**Short problem**
Copy out all the records exactly.

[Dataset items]
* * * * * * * * *

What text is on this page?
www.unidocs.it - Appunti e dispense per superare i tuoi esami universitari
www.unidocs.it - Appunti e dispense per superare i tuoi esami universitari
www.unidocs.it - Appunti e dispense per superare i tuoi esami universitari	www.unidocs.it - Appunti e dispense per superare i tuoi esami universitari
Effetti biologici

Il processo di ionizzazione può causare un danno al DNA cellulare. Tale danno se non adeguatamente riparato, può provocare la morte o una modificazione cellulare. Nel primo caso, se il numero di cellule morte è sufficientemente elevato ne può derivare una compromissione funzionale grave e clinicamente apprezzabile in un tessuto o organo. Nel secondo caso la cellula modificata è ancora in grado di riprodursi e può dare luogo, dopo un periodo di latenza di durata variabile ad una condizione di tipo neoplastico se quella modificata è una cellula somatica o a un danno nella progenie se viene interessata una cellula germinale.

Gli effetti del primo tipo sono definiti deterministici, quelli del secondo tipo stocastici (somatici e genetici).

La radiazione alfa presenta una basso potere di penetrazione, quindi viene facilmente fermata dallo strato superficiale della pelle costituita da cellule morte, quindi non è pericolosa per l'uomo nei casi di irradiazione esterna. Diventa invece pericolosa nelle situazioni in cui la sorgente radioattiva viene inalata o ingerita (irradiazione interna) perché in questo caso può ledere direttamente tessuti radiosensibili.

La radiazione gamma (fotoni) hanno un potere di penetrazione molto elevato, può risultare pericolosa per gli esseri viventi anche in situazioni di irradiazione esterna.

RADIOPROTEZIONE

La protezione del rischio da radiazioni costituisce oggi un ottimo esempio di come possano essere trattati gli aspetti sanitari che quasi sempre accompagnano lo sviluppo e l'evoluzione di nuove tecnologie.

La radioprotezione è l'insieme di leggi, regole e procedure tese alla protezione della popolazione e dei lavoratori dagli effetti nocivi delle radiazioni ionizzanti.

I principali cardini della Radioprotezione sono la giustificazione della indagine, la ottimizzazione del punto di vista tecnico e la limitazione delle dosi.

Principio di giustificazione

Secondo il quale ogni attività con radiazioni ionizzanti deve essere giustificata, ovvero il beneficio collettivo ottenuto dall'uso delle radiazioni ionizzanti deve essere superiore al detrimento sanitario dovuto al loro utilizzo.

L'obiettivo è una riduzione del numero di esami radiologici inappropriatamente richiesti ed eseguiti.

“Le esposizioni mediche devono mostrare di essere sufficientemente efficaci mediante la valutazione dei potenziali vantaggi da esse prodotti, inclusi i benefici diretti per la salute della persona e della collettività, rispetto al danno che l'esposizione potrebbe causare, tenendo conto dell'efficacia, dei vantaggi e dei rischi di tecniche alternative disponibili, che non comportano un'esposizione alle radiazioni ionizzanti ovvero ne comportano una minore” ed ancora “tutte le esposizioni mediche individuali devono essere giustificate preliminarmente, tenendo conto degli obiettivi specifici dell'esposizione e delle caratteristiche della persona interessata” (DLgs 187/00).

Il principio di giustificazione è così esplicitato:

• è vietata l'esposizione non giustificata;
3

* * * * * * * * *

**Finished exercise**
What text is on this page?
www.unidocs.it - Appunti e dispense per superare i tuoi esami universitari
www.unidocs.it - Appunti e dispense per superare i tuoi esami universitari
www.unidocs.it - Appunti e dispense per superare i tuoi esami universitari	www.unidocs.it - Appunti e dispense per superare i tuoi esami universitari
Effetti biologici

Il processo di ionizzazione può causare un danno al DNA cellulare. Tale danno se non adeguatamente riparato, può provocare la morte o una modificazione cellulare. Nel primo caso, se il numero di cellule morte è sufficientemente elevato ne può derivare una compromissione funzionale grave e clinicamente apprezzabile in un tessuto o organo. Nel secondo caso la cellula modificata è ancora in grado di riprodursi e può dare luogo, dopo un periodo di latenza di durata variabile ad una condizione di tipo neoplastico se quella modificata è una cellula somatica o a un danno nella progenie se viene interessata una cellula germinale.

Gli effetti del primo tipo sono definiti deterministici, quelli del secondo tipo stocastici (somatici e genetici).

La radiazione alfa presenta una basso potere di penetrazione, quindi viene facilmente fermata dallo strato superficiale della pelle costituita da cellule morte, quindi non è pericolosa per l'uomo nei casi di irradiazione esterna. Diventa invece pericolosa nelle situazioni in cui la sorgente radioattiva viene inalata o ingerita (irradiazione interna) perché in questo caso può ledere direttamente tessuti radiosensibili.

La radiazione gamma (fotoni) hanno un potere di penetrazione molto elevato, può risultare pericolosa per gli esseri viventi anche in situazioni di irradiazione esterna.

RADIOPROTEZIONE

La protezione del rischio da radiazioni costituisce oggi un ottimo esempio di come possano essere trattati gli aspetti sanitari che quasi sempre accompagnano lo sviluppo e l'evoluzione di nuove tecnologie.

La radioprotezione è l'insieme di leggi, regole e procedure tese alla protezione della popolazione e dei lavoratori dagli effetti nocivi delle radiazioni ionizzanti.

I principali cardini della Radioprotezione sono la giustificazione della indagine, la ottimizzazione del punto di vista tecnico e la limitazione delle dosi.

Principio di giustificazione

Secondo il quale ogni attività con radiazioni ionizzanti deve essere giustificata, ovvero il beneficio collettivo ottenuto dall'uso delle radiazioni ionizzanti deve essere superiore al detrimento sanitario dovuto al loro utilizzo.

L'obiettivo è una riduzione del numero di esami radiologici inappropriatamente richiesti ed eseguiti.

“Le esposizioni mediche devono mostrare di essere sufficientemente efficaci mediante la valutazione dei potenziali vantaggi da esse prodotti, inclusi i benefici diretti per la salute della persona e della collettività, rispetto al danno che l'esposizione potrebbe causare, tenendo conto dell'efficacia, dei vantaggi e dei rischi di tecniche alternative disponibili, che non comportano un'esposizione alle radiazioni ionizzanti ovvero ne comportano una minore” ed ancora “tutte le esposizioni mediche individuali devono essere giustificate preliminarmente, tenendo conto degli obiettivi specifici dell'esposizione e delle caratteristiche della persona interessata” (DLgs 187/00).

Il principio di giustificazione è così esplicitato:

• è vietata l'esposizione non giustificata;
3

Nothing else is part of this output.